[Collection entries]
——————
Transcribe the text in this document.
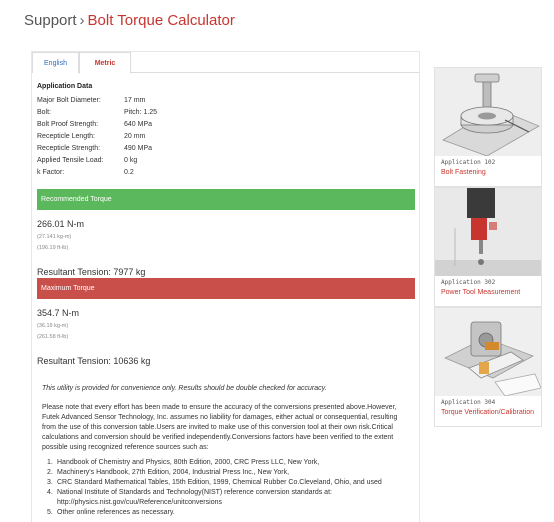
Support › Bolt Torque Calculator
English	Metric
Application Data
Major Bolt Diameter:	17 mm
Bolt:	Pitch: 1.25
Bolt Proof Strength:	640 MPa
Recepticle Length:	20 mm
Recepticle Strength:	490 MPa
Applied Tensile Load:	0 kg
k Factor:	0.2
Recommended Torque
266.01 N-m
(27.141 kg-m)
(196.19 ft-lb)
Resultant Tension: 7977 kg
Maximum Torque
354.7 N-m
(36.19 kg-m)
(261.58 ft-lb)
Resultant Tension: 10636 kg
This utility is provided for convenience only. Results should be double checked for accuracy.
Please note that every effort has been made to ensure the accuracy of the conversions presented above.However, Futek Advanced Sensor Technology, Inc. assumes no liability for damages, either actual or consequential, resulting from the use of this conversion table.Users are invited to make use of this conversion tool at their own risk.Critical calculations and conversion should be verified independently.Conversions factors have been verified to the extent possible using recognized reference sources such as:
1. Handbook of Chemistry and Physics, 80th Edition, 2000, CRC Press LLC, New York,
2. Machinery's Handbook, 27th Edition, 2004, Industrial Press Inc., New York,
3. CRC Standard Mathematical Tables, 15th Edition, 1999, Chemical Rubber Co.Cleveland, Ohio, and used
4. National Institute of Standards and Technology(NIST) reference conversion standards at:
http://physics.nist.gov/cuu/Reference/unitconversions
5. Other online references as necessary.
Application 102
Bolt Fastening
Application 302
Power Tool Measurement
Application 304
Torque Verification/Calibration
——————
TASK TO COMPLETE: Within the entries above, report how many lines include "Bolt", and keep the answer to the number.

OUTPUT OF THE EXERCISE: 5